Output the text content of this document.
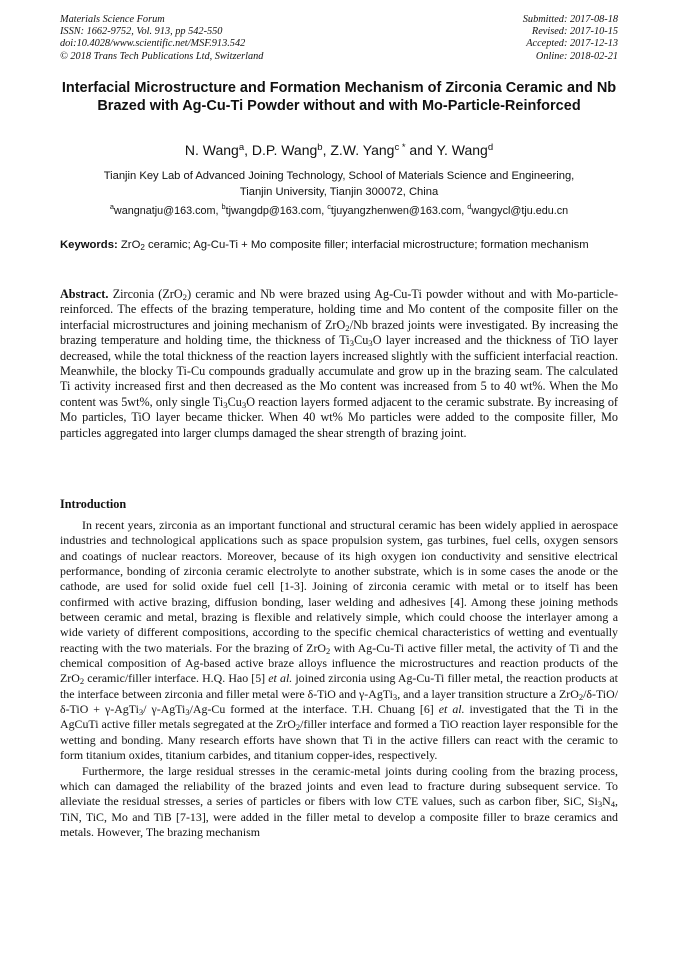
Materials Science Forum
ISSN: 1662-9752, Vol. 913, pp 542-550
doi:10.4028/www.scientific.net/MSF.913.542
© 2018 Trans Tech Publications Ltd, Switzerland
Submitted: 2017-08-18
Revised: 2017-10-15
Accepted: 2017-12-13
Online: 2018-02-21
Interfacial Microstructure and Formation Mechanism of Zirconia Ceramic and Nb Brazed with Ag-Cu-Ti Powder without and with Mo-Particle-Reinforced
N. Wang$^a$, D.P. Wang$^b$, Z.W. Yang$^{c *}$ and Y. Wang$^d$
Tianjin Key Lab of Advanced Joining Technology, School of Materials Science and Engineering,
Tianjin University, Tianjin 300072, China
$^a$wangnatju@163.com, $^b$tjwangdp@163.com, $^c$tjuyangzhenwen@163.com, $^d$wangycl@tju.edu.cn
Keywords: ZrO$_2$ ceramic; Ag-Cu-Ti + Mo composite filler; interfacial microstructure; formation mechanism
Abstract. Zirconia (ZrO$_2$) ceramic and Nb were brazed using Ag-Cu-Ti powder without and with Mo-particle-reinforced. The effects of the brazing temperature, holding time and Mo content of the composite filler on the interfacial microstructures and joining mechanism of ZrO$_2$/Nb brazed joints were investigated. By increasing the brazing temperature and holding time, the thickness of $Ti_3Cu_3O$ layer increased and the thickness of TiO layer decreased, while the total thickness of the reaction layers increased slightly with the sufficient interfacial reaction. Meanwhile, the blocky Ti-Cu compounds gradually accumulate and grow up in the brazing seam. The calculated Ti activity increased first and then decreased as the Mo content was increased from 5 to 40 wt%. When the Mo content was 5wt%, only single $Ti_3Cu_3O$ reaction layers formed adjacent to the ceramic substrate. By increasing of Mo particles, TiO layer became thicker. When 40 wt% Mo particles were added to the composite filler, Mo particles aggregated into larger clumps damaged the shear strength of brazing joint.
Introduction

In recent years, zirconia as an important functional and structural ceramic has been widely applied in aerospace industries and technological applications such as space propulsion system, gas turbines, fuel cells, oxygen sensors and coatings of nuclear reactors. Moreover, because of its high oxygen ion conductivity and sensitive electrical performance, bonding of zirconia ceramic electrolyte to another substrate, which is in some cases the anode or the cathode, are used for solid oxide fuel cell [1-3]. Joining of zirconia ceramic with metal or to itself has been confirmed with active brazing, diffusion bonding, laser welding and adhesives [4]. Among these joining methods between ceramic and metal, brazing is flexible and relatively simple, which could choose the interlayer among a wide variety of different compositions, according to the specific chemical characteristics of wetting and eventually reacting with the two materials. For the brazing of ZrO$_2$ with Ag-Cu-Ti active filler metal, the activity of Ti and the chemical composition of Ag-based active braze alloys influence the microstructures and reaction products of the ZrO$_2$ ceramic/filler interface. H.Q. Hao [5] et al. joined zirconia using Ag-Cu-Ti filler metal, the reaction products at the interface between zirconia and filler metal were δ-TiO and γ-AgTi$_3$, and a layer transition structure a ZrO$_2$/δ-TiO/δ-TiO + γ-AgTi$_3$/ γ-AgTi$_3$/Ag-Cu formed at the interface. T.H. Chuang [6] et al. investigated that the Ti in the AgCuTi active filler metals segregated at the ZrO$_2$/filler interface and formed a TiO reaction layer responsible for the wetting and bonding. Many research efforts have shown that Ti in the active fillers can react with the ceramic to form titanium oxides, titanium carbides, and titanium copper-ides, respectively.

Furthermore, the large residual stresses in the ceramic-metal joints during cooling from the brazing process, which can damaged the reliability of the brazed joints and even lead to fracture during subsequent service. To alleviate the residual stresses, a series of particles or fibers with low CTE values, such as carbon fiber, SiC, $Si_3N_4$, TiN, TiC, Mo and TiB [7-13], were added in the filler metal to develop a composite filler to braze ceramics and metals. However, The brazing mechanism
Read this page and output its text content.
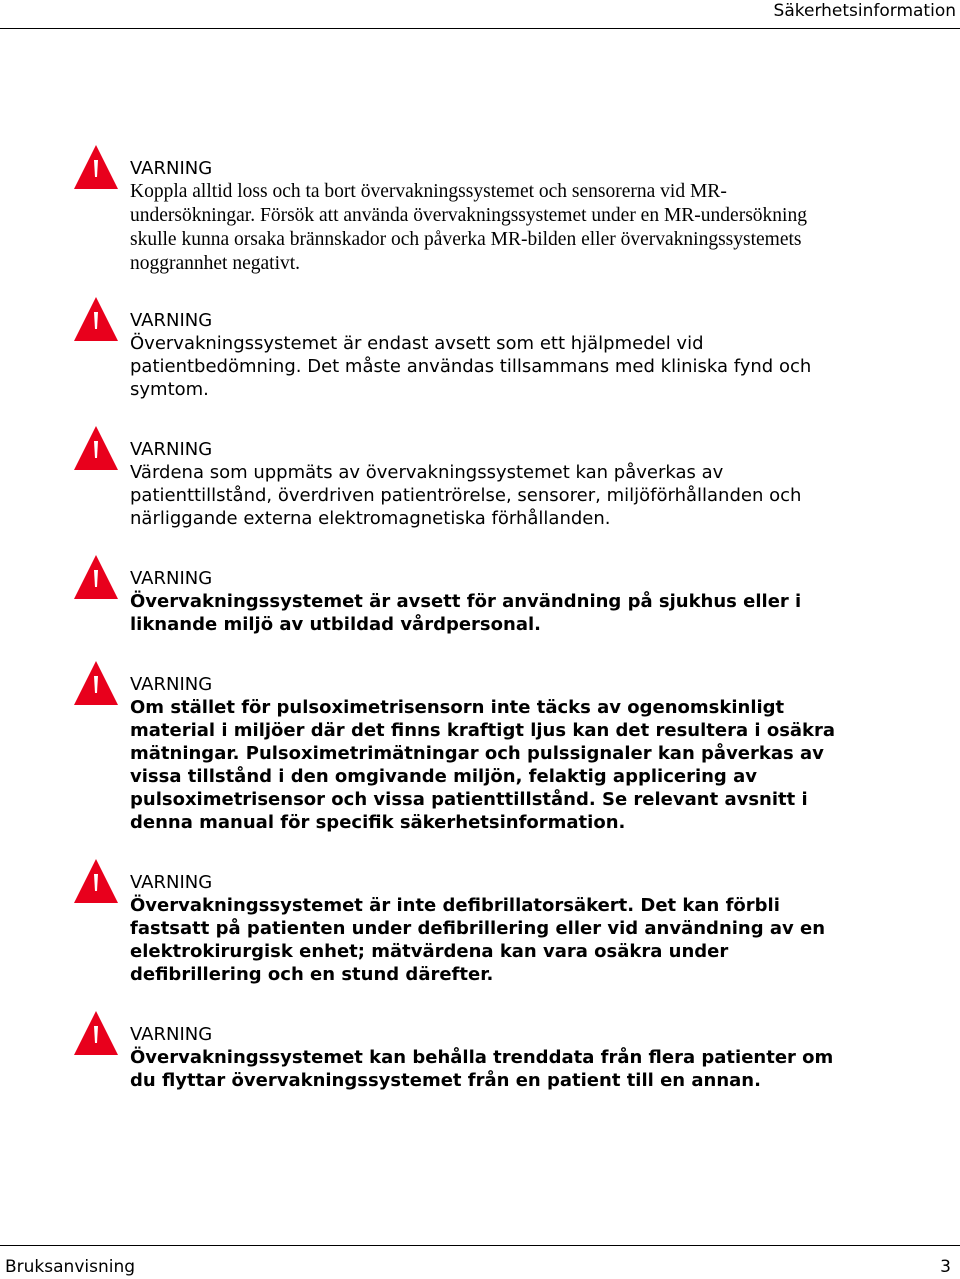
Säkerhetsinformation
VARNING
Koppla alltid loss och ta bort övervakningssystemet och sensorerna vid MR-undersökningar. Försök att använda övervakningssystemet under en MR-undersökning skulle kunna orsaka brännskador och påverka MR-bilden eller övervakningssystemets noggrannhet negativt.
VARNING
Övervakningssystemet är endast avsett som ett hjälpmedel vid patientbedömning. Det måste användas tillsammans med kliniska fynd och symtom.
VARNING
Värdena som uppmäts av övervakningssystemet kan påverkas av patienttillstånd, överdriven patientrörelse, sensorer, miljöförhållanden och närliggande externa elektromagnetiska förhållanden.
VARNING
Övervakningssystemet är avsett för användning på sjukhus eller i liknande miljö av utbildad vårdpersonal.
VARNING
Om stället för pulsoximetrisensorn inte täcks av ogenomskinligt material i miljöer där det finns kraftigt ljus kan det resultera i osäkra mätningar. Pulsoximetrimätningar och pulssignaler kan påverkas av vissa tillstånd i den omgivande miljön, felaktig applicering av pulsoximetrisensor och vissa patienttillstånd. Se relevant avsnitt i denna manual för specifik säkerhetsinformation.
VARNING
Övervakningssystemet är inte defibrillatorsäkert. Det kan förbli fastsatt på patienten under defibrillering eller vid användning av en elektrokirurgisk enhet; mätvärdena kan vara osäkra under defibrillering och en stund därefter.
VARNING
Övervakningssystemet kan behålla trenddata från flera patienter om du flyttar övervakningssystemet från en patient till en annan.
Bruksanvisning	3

####

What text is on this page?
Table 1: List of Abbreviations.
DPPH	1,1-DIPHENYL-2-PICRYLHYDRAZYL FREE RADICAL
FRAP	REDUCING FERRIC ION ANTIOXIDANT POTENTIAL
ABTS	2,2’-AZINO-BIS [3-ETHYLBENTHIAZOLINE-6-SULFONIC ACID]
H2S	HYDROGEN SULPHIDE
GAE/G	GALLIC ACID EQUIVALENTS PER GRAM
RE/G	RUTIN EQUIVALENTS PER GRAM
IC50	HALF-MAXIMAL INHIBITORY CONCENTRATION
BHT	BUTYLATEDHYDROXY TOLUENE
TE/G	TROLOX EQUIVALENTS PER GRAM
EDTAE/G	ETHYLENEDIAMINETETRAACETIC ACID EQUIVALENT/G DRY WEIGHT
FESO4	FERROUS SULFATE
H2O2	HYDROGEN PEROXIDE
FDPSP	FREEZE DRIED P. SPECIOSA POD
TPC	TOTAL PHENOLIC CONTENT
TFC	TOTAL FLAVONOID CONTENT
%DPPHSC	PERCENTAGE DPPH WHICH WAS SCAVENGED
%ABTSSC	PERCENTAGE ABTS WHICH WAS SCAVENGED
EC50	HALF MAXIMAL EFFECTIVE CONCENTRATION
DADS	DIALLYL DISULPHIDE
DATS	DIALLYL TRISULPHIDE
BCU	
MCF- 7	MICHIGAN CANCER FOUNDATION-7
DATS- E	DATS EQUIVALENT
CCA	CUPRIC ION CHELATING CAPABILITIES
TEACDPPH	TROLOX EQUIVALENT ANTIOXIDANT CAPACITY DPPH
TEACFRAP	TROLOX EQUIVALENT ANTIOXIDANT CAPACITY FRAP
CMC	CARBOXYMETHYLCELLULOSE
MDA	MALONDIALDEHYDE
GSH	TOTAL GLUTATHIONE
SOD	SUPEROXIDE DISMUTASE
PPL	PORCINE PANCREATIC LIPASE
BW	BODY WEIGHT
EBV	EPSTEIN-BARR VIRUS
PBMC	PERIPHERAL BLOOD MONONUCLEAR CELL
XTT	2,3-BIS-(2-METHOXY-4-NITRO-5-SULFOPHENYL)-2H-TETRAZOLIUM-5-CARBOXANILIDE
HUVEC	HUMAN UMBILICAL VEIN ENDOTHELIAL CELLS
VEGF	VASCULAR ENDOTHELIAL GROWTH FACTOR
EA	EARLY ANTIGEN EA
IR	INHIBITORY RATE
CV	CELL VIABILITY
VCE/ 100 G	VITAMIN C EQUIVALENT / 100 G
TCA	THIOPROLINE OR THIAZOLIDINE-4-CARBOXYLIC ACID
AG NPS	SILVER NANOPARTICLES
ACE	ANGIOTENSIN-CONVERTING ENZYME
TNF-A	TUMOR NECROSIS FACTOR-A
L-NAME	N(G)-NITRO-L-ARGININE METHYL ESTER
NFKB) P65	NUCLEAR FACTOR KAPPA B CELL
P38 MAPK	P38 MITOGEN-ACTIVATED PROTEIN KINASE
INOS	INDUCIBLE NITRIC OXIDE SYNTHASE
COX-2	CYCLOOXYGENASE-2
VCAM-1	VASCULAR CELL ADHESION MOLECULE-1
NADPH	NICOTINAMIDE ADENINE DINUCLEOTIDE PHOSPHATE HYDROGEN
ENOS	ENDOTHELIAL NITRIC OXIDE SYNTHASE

####

§ **WHAT TO DO**
Reproduce every line of the listing above in which the string "GRAM" appears.

§ **YOUR SOLUTION**
GAE/G	GALLIC ACID EQUIVALENTS PER GRAM
RE/G	RUTIN EQUIVALENTS PER GRAM
TE/G	TROLOX EQUIVALENTS PER GRAM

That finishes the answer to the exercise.